[Some records]
┏━━

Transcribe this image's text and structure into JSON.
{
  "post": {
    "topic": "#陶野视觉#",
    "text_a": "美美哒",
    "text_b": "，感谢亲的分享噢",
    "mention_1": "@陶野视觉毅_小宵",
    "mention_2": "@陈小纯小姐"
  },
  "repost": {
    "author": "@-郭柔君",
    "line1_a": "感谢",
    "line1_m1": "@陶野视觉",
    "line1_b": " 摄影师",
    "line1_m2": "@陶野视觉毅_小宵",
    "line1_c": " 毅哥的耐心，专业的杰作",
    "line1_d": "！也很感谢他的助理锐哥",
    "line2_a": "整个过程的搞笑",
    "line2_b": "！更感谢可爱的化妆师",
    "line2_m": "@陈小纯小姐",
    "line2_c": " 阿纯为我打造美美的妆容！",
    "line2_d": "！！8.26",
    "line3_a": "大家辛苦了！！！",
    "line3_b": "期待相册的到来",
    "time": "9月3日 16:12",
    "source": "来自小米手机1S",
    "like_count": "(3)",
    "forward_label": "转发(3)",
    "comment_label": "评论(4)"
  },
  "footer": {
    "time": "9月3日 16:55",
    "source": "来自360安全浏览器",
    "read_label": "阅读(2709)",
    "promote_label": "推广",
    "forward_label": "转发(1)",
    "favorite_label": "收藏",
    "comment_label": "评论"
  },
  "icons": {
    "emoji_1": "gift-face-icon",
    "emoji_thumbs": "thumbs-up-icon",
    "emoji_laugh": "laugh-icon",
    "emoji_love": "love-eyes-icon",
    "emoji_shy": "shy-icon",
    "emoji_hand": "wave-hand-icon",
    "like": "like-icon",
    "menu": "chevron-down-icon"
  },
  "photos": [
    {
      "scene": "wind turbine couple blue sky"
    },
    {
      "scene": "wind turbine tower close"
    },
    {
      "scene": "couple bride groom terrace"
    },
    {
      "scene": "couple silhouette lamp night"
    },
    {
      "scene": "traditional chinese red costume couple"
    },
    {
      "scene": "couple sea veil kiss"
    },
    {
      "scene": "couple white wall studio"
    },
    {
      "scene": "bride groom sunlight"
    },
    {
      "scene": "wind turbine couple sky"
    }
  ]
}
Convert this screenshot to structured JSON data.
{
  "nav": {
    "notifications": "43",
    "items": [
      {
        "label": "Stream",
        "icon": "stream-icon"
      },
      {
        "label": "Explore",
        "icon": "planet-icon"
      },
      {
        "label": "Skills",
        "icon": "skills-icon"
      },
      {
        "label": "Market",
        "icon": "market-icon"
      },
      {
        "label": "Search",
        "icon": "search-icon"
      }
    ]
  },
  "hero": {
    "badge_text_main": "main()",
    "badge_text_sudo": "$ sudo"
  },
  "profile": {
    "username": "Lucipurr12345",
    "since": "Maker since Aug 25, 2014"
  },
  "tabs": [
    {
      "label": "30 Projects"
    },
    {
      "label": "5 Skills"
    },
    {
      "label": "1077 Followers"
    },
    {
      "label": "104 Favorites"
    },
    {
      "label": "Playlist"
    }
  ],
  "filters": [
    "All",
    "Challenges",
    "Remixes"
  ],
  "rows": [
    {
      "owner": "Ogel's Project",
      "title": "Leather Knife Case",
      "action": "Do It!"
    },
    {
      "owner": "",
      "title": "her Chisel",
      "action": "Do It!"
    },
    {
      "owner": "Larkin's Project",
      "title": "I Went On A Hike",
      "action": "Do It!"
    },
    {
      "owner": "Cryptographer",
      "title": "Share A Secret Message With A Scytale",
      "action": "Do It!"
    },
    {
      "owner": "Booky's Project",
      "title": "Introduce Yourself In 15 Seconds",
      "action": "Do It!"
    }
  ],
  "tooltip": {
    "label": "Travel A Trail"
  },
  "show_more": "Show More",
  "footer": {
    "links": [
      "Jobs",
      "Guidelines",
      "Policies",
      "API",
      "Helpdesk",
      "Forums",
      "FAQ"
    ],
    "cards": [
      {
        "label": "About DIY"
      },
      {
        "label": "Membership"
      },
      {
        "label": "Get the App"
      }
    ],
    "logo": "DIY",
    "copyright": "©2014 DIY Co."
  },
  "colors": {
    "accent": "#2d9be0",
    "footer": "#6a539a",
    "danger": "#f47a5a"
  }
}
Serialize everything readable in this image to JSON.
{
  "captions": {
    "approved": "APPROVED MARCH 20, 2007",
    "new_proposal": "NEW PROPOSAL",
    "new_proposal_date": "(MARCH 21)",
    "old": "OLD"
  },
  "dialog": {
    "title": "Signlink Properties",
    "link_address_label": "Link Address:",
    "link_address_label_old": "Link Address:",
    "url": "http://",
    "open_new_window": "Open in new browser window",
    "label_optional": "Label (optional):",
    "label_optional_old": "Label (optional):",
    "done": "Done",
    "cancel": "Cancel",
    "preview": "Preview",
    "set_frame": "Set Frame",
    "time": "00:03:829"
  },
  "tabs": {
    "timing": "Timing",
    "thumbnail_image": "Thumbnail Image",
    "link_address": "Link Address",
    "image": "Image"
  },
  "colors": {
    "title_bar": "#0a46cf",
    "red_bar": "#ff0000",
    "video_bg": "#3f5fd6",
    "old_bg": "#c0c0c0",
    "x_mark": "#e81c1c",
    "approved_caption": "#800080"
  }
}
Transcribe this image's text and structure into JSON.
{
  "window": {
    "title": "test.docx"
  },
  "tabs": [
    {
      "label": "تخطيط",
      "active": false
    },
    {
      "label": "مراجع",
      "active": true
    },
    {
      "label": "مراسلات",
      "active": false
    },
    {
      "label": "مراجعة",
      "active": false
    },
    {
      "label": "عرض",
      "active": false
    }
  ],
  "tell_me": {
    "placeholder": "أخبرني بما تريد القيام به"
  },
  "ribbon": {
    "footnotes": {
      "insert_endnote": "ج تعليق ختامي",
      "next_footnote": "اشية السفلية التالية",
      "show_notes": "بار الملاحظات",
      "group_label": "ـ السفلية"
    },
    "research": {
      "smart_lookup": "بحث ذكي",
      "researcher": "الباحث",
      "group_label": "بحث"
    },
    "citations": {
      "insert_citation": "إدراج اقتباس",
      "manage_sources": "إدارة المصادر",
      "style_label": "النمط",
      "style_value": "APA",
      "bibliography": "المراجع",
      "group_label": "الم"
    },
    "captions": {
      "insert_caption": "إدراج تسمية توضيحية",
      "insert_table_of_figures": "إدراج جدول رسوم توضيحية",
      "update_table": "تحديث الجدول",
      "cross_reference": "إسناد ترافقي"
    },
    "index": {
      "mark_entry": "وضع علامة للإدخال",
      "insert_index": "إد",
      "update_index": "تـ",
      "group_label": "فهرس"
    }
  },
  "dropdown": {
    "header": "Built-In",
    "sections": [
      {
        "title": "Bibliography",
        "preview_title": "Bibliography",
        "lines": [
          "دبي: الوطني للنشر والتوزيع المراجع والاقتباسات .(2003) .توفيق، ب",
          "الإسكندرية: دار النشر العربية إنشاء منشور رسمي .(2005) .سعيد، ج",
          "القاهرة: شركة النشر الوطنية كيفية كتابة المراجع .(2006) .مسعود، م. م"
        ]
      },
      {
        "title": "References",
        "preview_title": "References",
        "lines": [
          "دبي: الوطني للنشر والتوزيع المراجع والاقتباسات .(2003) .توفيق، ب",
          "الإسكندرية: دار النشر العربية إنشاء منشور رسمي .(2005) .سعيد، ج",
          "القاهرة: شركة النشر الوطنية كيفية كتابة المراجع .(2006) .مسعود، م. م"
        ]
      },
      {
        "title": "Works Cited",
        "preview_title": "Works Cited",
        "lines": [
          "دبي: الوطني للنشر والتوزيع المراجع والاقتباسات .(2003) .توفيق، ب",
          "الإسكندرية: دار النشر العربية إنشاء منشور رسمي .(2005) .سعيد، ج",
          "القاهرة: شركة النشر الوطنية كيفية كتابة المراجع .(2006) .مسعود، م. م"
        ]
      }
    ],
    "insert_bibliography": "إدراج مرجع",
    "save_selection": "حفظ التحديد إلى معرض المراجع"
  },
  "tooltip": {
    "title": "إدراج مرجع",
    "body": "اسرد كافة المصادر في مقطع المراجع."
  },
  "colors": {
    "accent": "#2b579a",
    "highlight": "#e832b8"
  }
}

┗━━

**Directions**
Which lines in the listing above hold the word "turbine"? Show each of them.

**Response to the exercise**
      "scene": "wind turbine couple blue sky"
      "scene": "wind turbine tower close"
      "scene": "wind turbine couple sky"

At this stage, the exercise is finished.